DOCUMENT PASSAGE ▸
++++

NOWs: Andreas Greiner

21 April - 08 July 2018 / Nows

Andreas Greiner: Eye of the Hotaru Ika squid, still from Studies of an Alien Skin, 2016, photo by Paul Rohlfs

Andreas Greiner

Kunstverein Heilbronn

Algae light up in blue when touched; high-yield-varieties of chicken from fattening farms are bred with short, absurdly thick legs to support their heavy bodies; a squid in Japan glows at a depth of 300 meters to find a mate: these are the living organisms that make up the material in Andreas Greiner’s Living Sculptures. Instead of movements in the ocean, the algae react to the sounds of an automatic piano, as in the installation “From String to Dinosaurs” (2014), or they become, like the glowing squid, the protagonist of his video “Studies of an Alien Skin” (2016), where the artist shows the colorfully vibrant skin of the animal in near microscopic magnification. The music for the video composed by Tyler Friedman is an acoustic reproduction of the visible movements on the surface of the skin. For this work, they were both awarded the 2015 Conlon Music Prize for Disklavier Plus.

++++

DATA ▸
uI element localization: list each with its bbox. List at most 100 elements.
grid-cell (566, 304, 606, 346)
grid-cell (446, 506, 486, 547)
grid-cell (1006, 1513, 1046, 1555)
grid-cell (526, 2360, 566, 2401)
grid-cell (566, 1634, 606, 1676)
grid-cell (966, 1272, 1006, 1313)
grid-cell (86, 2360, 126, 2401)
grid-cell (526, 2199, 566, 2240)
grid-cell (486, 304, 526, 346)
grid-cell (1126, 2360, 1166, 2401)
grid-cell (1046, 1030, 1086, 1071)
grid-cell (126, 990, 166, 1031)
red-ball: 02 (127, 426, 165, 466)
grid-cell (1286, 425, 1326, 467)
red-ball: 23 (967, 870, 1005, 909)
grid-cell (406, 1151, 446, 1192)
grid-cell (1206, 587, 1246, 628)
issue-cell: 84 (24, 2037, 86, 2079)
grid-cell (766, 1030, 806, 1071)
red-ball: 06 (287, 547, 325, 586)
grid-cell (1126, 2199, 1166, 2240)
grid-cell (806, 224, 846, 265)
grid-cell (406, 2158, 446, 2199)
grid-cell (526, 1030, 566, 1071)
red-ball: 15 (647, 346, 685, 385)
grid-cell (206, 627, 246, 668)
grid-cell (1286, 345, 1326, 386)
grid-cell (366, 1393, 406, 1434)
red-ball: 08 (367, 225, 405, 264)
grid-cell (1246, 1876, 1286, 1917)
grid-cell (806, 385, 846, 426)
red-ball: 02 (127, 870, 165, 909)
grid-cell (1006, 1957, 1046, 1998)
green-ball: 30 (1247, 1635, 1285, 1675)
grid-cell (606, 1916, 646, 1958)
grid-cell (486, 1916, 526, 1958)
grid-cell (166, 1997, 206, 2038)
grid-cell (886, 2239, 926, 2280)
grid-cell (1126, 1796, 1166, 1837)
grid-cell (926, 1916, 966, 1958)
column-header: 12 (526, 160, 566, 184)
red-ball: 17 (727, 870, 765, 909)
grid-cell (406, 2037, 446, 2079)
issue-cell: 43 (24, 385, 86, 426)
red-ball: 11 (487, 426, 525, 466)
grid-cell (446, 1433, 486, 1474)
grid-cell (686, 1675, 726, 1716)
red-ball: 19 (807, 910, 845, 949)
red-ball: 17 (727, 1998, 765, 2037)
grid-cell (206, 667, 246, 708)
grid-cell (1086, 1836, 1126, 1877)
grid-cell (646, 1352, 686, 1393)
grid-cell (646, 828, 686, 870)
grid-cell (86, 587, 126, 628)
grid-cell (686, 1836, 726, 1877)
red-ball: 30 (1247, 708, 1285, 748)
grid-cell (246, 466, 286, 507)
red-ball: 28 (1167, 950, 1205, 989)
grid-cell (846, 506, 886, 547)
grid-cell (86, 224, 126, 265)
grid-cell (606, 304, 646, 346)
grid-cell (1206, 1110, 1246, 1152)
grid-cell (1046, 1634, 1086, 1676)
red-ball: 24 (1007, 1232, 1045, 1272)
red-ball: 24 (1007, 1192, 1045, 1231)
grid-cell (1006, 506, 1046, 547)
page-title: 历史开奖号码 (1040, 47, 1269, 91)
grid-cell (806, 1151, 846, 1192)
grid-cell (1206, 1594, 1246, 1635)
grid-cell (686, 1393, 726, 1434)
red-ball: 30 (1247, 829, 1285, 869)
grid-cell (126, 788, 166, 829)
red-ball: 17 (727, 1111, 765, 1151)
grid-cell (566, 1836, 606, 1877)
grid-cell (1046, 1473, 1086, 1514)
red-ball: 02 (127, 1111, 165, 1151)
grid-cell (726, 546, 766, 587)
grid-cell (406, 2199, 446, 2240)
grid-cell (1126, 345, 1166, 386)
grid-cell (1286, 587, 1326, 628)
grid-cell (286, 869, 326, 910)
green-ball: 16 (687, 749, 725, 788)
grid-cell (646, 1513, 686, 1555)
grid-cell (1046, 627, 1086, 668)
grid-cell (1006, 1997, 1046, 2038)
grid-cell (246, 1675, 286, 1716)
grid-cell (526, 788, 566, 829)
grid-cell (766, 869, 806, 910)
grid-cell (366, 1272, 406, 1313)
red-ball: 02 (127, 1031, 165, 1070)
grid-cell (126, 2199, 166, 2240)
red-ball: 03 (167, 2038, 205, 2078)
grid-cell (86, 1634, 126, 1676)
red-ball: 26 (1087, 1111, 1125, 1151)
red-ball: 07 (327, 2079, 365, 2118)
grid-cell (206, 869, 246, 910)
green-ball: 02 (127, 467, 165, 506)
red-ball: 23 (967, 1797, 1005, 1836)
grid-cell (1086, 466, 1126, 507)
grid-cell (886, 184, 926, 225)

++++

EXERCISE REQUIREMENTS ▸
• a. In the exhibition text, at what depth does the squid in Japan glow to find a mate?
• b. Transcribe the part of the exhibition text that opens with the words "Algae light up" and closes with "for Disklavier Plus.".

ANSWERS FOR THE TASKS ▸
• a. 300 meters

• b.
Algae light up in blue when touched; high-yield-varieties of chicken from fattening farms are bred with short, absurdly thick legs to support their heavy bodies; a squid in Japan glows at a depth of 300 meters to find a mate: these are the living organisms that make up the material in Andreas Greiner’s Living Sculptures. Instead of movements in the ocean, the algae react to the sounds of an automatic piano, as in the installation “From String to Dinosaurs” (2014), or they become, like the glowing squid, the protagonist of his video “Studies of an Alien Skin” (2016), where the artist shows the colorfully vibrant skin of the animal in near microscopic magnification. The music for the video composed by Tyler Friedman is an acoustic reproduction of the visible movements on the surface of the skin. For this work, they were both awarded the 2015 Conlon Music Prize for Disklavier Plus.